Set problem:
Quote the listing below in its entirety, omitting every image.

Input:

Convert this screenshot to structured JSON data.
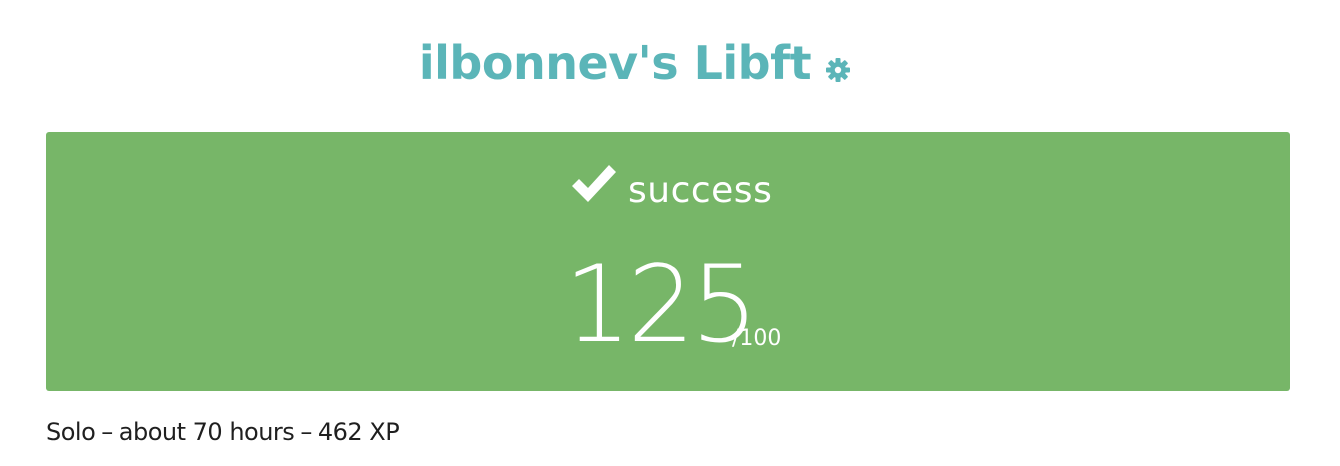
{
  "header": {
    "title": "ilbonnev's Libft",
    "settings_icon": "gear-icon",
    "accent_color": "#5bb5b8"
  },
  "result": {
    "status_icon": "check-icon",
    "status": "success",
    "score": "125",
    "max_score": "/100",
    "card_color": "#77b668"
  },
  "meta": {
    "team_type": "Solo",
    "separator": "–",
    "duration": "about 70 hours",
    "xp": "462 XP"
  }
}
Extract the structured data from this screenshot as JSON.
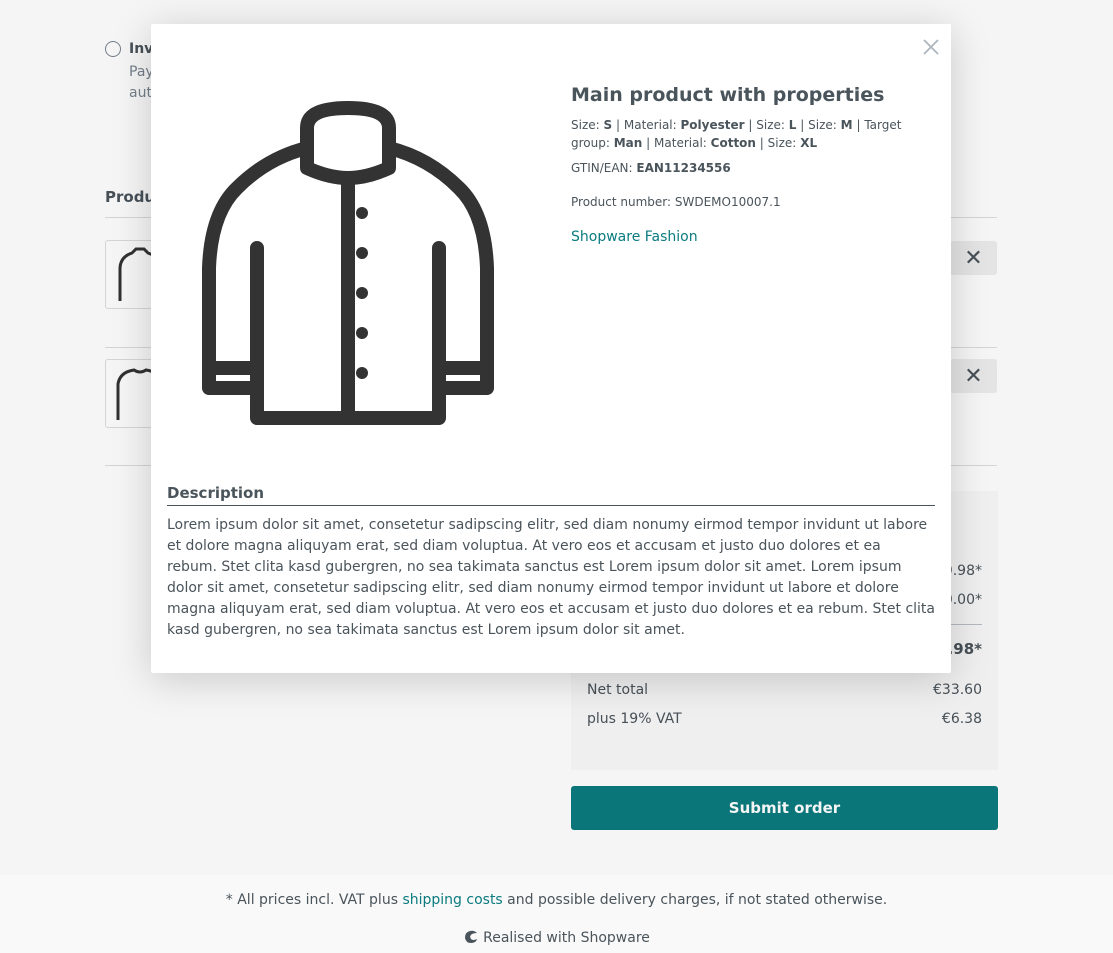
{
  "payment": {
    "option_title": "Inv",
    "option_desc": "Pay\naut"
  },
  "products": {
    "heading": "Produ"
  },
  "summary": {
    "rows": [
      {
        "label": "",
        "value": "9.98*"
      },
      {
        "label": "",
        "value": "0.00*"
      }
    ],
    "total": {
      "label": "",
      "value": ".98*"
    },
    "net": {
      "label": "Net total",
      "value": "€33.60"
    },
    "vat": {
      "label": "plus 19% VAT",
      "value": "€6.38"
    }
  },
  "submit_label": "Submit order",
  "footer": {
    "note_prefix": "* All prices incl. VAT plus ",
    "note_link": "shipping costs",
    "note_suffix": " and possible delivery charges, if not stated otherwise.",
    "brand": "Realised with Shopware"
  },
  "modal": {
    "close_label": "×",
    "title": "Main product with properties",
    "variants": [
      {
        "label": "Size:",
        "value": "S"
      },
      {
        "label": "Material:",
        "value": "Polyester"
      },
      {
        "label": "Size:",
        "value": "L"
      },
      {
        "label": "Size:",
        "value": "M"
      },
      {
        "label": "Target group:",
        "value": "Man"
      },
      {
        "label": "Material:",
        "value": "Cotton"
      },
      {
        "label": "Size:",
        "value": "XL"
      }
    ],
    "gtin_label": "GTIN/EAN:",
    "gtin_value": "EAN11234556",
    "product_number": "Product number: SWDEMO10007.1",
    "manufacturer": "Shopware Fashion",
    "description_title": "Description",
    "description": "Lorem ipsum dolor sit amet, consetetur sadipscing elitr, sed diam nonumy eirmod tempor invidunt ut labore et dolore magna aliquyam erat, sed diam voluptua. At vero eos et accusam et justo duo dolores et ea rebum. Stet clita kasd gubergren, no sea takimata sanctus est Lorem ipsum dolor sit amet. Lorem ipsum dolor sit amet, consetetur sadipscing elitr, sed diam nonumy eirmod tempor invidunt ut labore et dolore magna aliquyam erat, sed diam voluptua. At vero eos et accusam et justo duo dolores et ea rebum. Stet clita kasd gubergren, no sea takimata sanctus est Lorem ipsum dolor sit amet."
  },
  "icons": {
    "close": "close-icon",
    "remove": "close-icon",
    "brand_logo": "shopware-logo-icon"
  },
  "colors": {
    "accent": "#0b7b7f",
    "text": "#4a545b"
  }
}
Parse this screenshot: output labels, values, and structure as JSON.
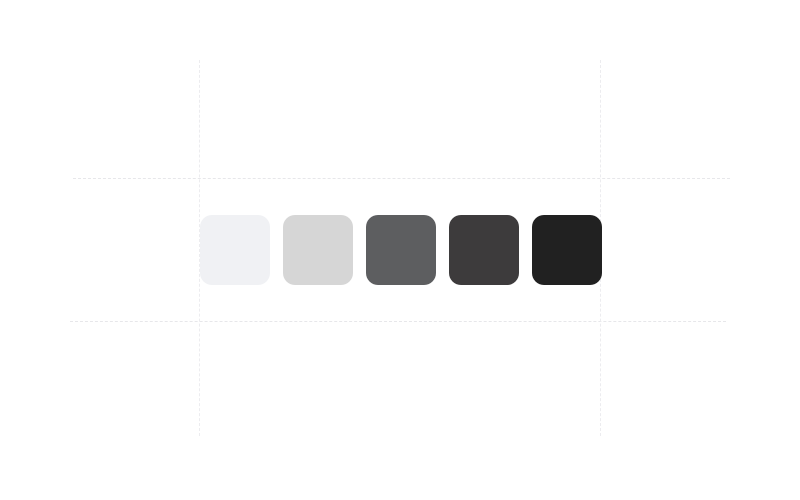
{
  "palette": {
    "swatches": [
      {
        "color": "#f0f1f4"
      },
      {
        "color": "#d6d6d6"
      },
      {
        "color": "#5d5e60"
      },
      {
        "color": "#3d3b3c"
      },
      {
        "color": "#212121"
      }
    ]
  }
}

Answer to this task:
Convert this screenshot to structured JSON data.
{
  "header": {
    "title": "ilbonnev's Libft",
    "settings_icon": "gear-icon",
    "accent_color": "#5bb5b8"
  },
  "result": {
    "status_icon": "check-icon",
    "status": "success",
    "score": "125",
    "max_score": "/100",
    "card_color": "#77b668"
  },
  "meta": {
    "team_type": "Solo",
    "separator": "–",
    "duration": "about 70 hours",
    "xp": "462 XP"
  }
}
Extract the structured data from this screenshot as JSON.
{
  "payment": {
    "option_title": "Inv",
    "option_desc": "Pay\naut"
  },
  "products": {
    "heading": "Produ"
  },
  "summary": {
    "rows": [
      {
        "label": "",
        "value": "9.98*"
      },
      {
        "label": "",
        "value": "0.00*"
      }
    ],
    "total": {
      "label": "",
      "value": ".98*"
    },
    "net": {
      "label": "Net total",
      "value": "€33.60"
    },
    "vat": {
      "label": "plus 19% VAT",
      "value": "€6.38"
    }
  },
  "submit_label": "Submit order",
  "footer": {
    "note_prefix": "* All prices incl. VAT plus ",
    "note_link": "shipping costs",
    "note_suffix": " and possible delivery charges, if not stated otherwise.",
    "brand": "Realised with Shopware"
  },
  "modal": {
    "close_label": "×",
    "title": "Main product with properties",
    "variants": [
      {
        "label": "Size:",
        "value": "S"
      },
      {
        "label": "Material:",
        "value": "Polyester"
      },
      {
        "label": "Size:",
        "value": "L"
      },
      {
        "label": "Size:",
        "value": "M"
      },
      {
        "label": "Target group:",
        "value": "Man"
      },
      {
        "label": "Material:",
        "value": "Cotton"
      },
      {
        "label": "Size:",
        "value": "XL"
      }
    ],
    "gtin_label": "GTIN/EAN:",
    "gtin_value": "EAN11234556",
    "product_number": "Product number: SWDEMO10007.1",
    "manufacturer": "Shopware Fashion",
    "description_title": "Description",
    "description": "Lorem ipsum dolor sit amet, consetetur sadipscing elitr, sed diam nonumy eirmod tempor invidunt ut labore et dolore magna aliquyam erat, sed diam voluptua. At vero eos et accusam et justo duo dolores et ea rebum. Stet clita kasd gubergren, no sea takimata sanctus est Lorem ipsum dolor sit amet. Lorem ipsum dolor sit amet, consetetur sadipscing elitr, sed diam nonumy eirmod tempor invidunt ut labore et dolore magna aliquyam erat, sed diam voluptua. At vero eos et accusam et justo duo dolores et ea rebum. Stet clita kasd gubergren, no sea takimata sanctus est Lorem ipsum dolor sit amet."
  },
  "icons": {
    "close": "close-icon",
    "remove": "close-icon",
    "brand_logo": "shopware-logo-icon"
  },
  "colors": {
    "accent": "#0b7b7f",
    "text": "#4a545b"
  }
}
Parse this screenshot: output labels, values, and structure as JSON.
{
  "palette": {
    "swatches": [
      {
        "color": "#f0f1f4"
      },
      {
        "color": "#d6d6d6"
      },
      {
        "color": "#5d5e60"
      },
      {
        "color": "#3d3b3c"
      },
      {
        "color": "#212121"
      }
    ]
  }
}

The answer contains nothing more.